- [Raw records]
--- start ---

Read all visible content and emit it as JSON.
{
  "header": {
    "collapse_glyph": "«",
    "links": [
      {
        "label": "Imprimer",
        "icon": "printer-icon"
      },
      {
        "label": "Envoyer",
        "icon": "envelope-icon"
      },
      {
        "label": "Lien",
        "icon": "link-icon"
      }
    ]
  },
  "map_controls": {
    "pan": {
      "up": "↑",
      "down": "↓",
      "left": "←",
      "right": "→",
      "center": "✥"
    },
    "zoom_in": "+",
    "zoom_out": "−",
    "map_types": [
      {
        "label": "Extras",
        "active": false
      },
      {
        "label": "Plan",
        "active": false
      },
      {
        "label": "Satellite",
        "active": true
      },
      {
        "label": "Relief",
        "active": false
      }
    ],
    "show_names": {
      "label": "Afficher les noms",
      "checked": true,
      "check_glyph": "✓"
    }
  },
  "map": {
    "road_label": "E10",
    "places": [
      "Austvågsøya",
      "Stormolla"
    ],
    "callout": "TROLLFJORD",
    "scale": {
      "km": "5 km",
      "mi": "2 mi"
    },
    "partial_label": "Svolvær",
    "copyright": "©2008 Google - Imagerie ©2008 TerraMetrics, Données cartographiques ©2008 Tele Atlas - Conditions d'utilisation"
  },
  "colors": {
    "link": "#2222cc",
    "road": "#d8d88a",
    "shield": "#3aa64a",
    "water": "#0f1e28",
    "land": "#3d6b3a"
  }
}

--- end ---

- [DESCRIPTION OF THE TASK] Exactly as written, please output every entry.

- [COMPLETED TASK]
Read all visible content and emit it as JSON.
{
  "header": {
    "collapse_glyph": "«",
    "links": [
      {
        "label": "Imprimer",
        "icon": "printer-icon"
      },
      {
        "label": "Envoyer",
        "icon": "envelope-icon"
      },
      {
        "label": "Lien",
        "icon": "link-icon"
      }
    ]
  },
  "map_controls": {
    "pan": {
      "up": "↑",
      "down": "↓",
      "left": "←",
      "right": "→",
      "center": "✥"
    },
    "zoom_in": "+",
    "zoom_out": "−",
    "map_types": [
      {
        "label": "Extras",
        "active": false
      },
      {
        "label": "Plan",
        "active": false
      },
      {
        "label": "Satellite",
        "active": true
      },
      {
        "label": "Relief",
        "active": false
      }
    ],
    "show_names": {
      "label": "Afficher les noms",
      "checked": true,
      "check_glyph": "✓"
    }
  },
  "map": {
    "road_label": "E10",
    "places": [
      "Austvågsøya",
      "Stormolla"
    ],
    "callout": "TROLLFJORD",
    "scale": {
      "km": "5 km",
      "mi": "2 mi"
    },
    "partial_label": "Svolvær",
    "copyright": "©2008 Google - Imagerie ©2008 TerraMetrics, Données cartographiques ©2008 Tele Atlas - Conditions d'utilisation"
  },
  "colors": {
    "link": "#2222cc",
    "road": "#d8d88a",
    "shield": "#3aa64a",
    "water": "#0f1e28",
    "land": "#3d6b3a"
  }
}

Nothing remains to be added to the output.